WRITTEN EXERCISE:
Your job is to retype all of the data word for word, leaving every image out.

TASK MATERIAL:

'''

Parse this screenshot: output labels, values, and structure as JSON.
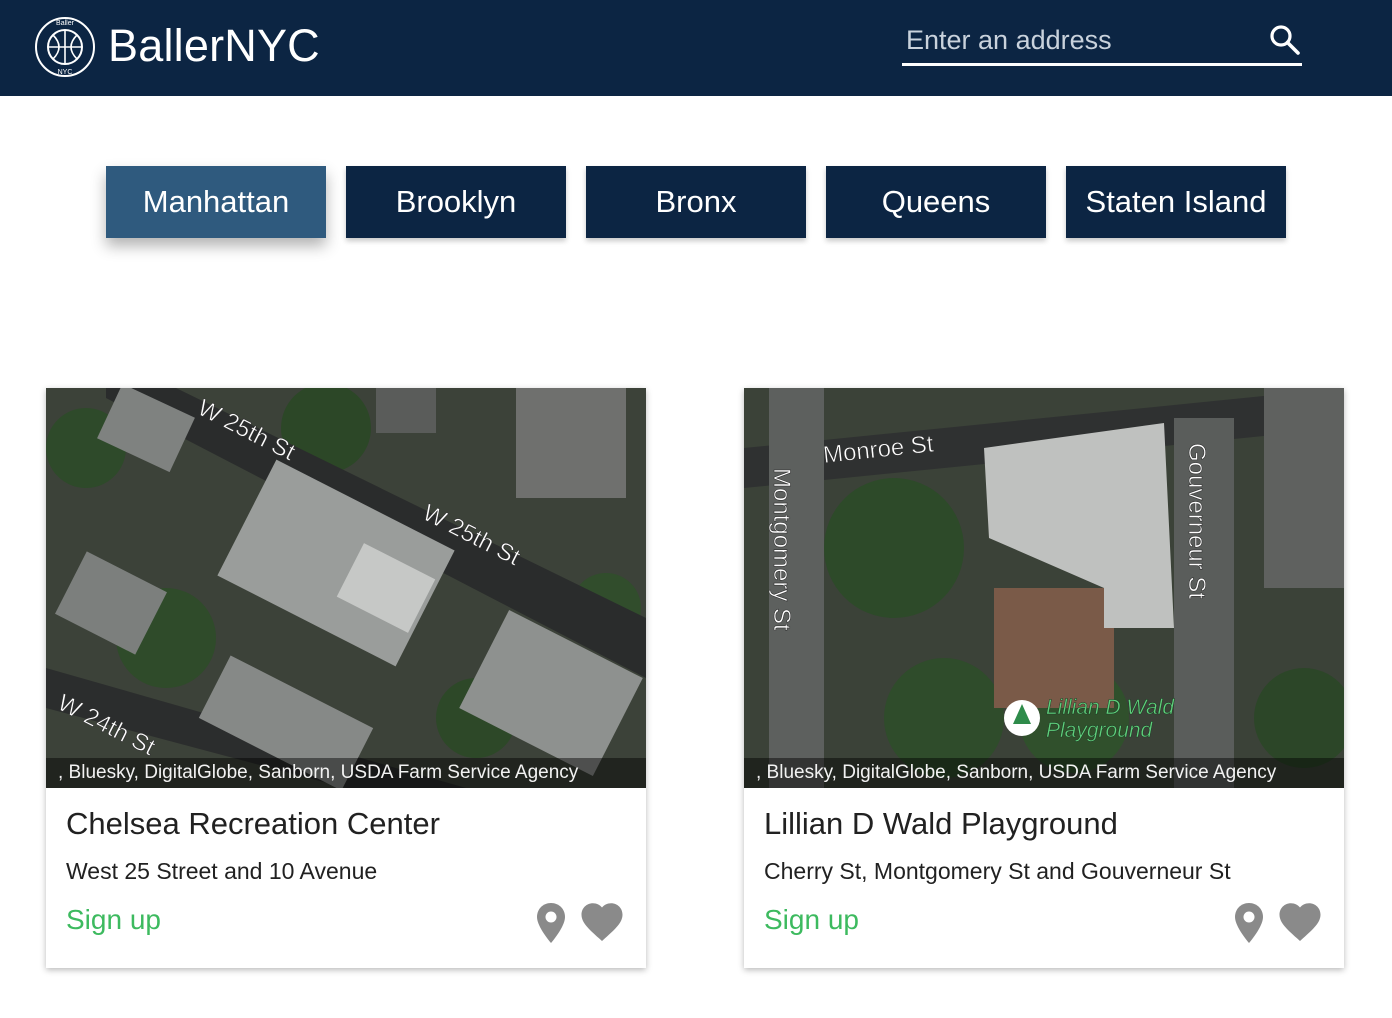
{
  "header": {
    "brand": "BallerNYC",
    "logo_top_text": "Baller",
    "logo_bottom_text": "NYC",
    "search_placeholder": "Enter an address",
    "search_icon": "search-icon"
  },
  "boroughs": [
    {
      "label": "Manhattan",
      "active": true
    },
    {
      "label": "Brooklyn",
      "active": false
    },
    {
      "label": "Bronx",
      "active": false
    },
    {
      "label": "Queens",
      "active": false
    },
    {
      "label": "Staten Island",
      "active": false
    }
  ],
  "cards": [
    {
      "title": "Chelsea Recreation Center",
      "address": "West 25 Street and 10 Avenue",
      "signup_label": "Sign up",
      "map_labels": [
        "W 25th St",
        "W 25th St",
        "W 24th St"
      ],
      "attribution": ", Bluesky, DigitalGlobe, Sanborn, USDA Farm Service Agency"
    },
    {
      "title": "Lillian D Wald Playground",
      "address": "Cherry St, Montgomery St and Gouverneur St",
      "signup_label": "Sign up",
      "map_labels": [
        "Monroe St",
        "Montgomery St",
        "Gouverneur St",
        "Lillian D Wald",
        "Playground"
      ],
      "attribution": ", Bluesky, DigitalGlobe, Sanborn, USDA Farm Service Agency"
    }
  ],
  "colors": {
    "navbar": "#0c2543",
    "button": "#0c2543",
    "button_active": "#2f5a7e",
    "signup": "#3dba5f",
    "icon_gray": "#8a8a8a"
  },
  "icons": {
    "pin": "map-pin-icon",
    "heart": "heart-icon"
  }
}
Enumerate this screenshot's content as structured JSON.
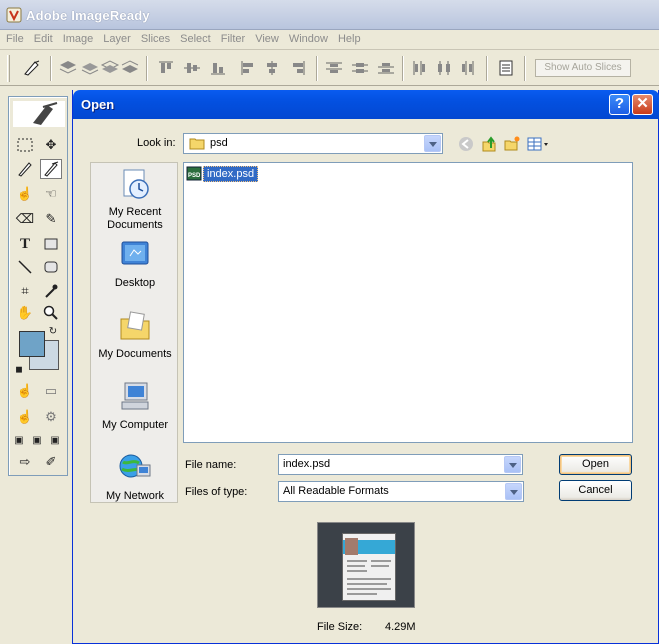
{
  "app": {
    "title": "Adobe ImageReady",
    "menu": [
      "File",
      "Edit",
      "Image",
      "Layer",
      "Slices",
      "Select",
      "Filter",
      "View",
      "Window",
      "Help"
    ],
    "show_auto_slices": "Show Auto Slices"
  },
  "dialog": {
    "title": "Open",
    "help_glyph": "?",
    "close_glyph": "✕",
    "look_in_label": "Look in:",
    "look_in_value": "psd",
    "places": [
      {
        "label": "My Recent Documents"
      },
      {
        "label": "Desktop"
      },
      {
        "label": "My Documents"
      },
      {
        "label": "My Computer"
      },
      {
        "label": "My Network"
      }
    ],
    "files": [
      {
        "name": "index.psd",
        "icon_text": "PSD"
      }
    ],
    "file_name_label": "File name:",
    "file_name_value": "index.psd",
    "files_of_type_label": "Files of type:",
    "files_of_type_value": "All Readable Formats",
    "open_button": "Open",
    "cancel_button": "Cancel",
    "file_size_label": "File Size:",
    "file_size_value": "4.29M"
  },
  "colors": {
    "title_bar_blue": "#0350e0",
    "selection_blue": "#316ac5",
    "foreground_color": "#6fa3c7",
    "background_color": "#ccd9e3"
  }
}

'''

COMPLETED EXERCISE:
Parse this screenshot: output labels, values, and structure as JSON.
{
  "header": {
    "brand": "BallerNYC",
    "logo_top_text": "Baller",
    "logo_bottom_text": "NYC",
    "search_placeholder": "Enter an address",
    "search_icon": "search-icon"
  },
  "boroughs": [
    {
      "label": "Manhattan",
      "active": true
    },
    {
      "label": "Brooklyn",
      "active": false
    },
    {
      "label": "Bronx",
      "active": false
    },
    {
      "label": "Queens",
      "active": false
    },
    {
      "label": "Staten Island",
      "active": false
    }
  ],
  "cards": [
    {
      "title": "Chelsea Recreation Center",
      "address": "West 25 Street and 10 Avenue",
      "signup_label": "Sign up",
      "map_labels": [
        "W 25th St",
        "W 25th St",
        "W 24th St"
      ],
      "attribution": ", Bluesky, DigitalGlobe, Sanborn, USDA Farm Service Agency"
    },
    {
      "title": "Lillian D Wald Playground",
      "address": "Cherry St, Montgomery St and Gouverneur St",
      "signup_label": "Sign up",
      "map_labels": [
        "Monroe St",
        "Montgomery St",
        "Gouverneur St",
        "Lillian D Wald",
        "Playground"
      ],
      "attribution": ", Bluesky, DigitalGlobe, Sanborn, USDA Farm Service Agency"
    }
  ],
  "colors": {
    "navbar": "#0c2543",
    "button": "#0c2543",
    "button_active": "#2f5a7e",
    "signup": "#3dba5f",
    "icon_gray": "#8a8a8a"
  },
  "icons": {
    "pin": "map-pin-icon",
    "heart": "heart-icon"
  }
}
Enumerate this screenshot's content as structured JSON.
{
  "app": {
    "title": "Adobe ImageReady",
    "menu": [
      "File",
      "Edit",
      "Image",
      "Layer",
      "Slices",
      "Select",
      "Filter",
      "View",
      "Window",
      "Help"
    ],
    "show_auto_slices": "Show Auto Slices"
  },
  "dialog": {
    "title": "Open",
    "help_glyph": "?",
    "close_glyph": "✕",
    "look_in_label": "Look in:",
    "look_in_value": "psd",
    "places": [
      {
        "label": "My Recent Documents"
      },
      {
        "label": "Desktop"
      },
      {
        "label": "My Documents"
      },
      {
        "label": "My Computer"
      },
      {
        "label": "My Network"
      }
    ],
    "files": [
      {
        "name": "index.psd",
        "icon_text": "PSD"
      }
    ],
    "file_name_label": "File name:",
    "file_name_value": "index.psd",
    "files_of_type_label": "Files of type:",
    "files_of_type_value": "All Readable Formats",
    "open_button": "Open",
    "cancel_button": "Cancel",
    "file_size_label": "File Size:",
    "file_size_value": "4.29M"
  },
  "colors": {
    "title_bar_blue": "#0350e0",
    "selection_blue": "#316ac5",
    "foreground_color": "#6fa3c7",
    "background_color": "#ccd9e3"
  }
}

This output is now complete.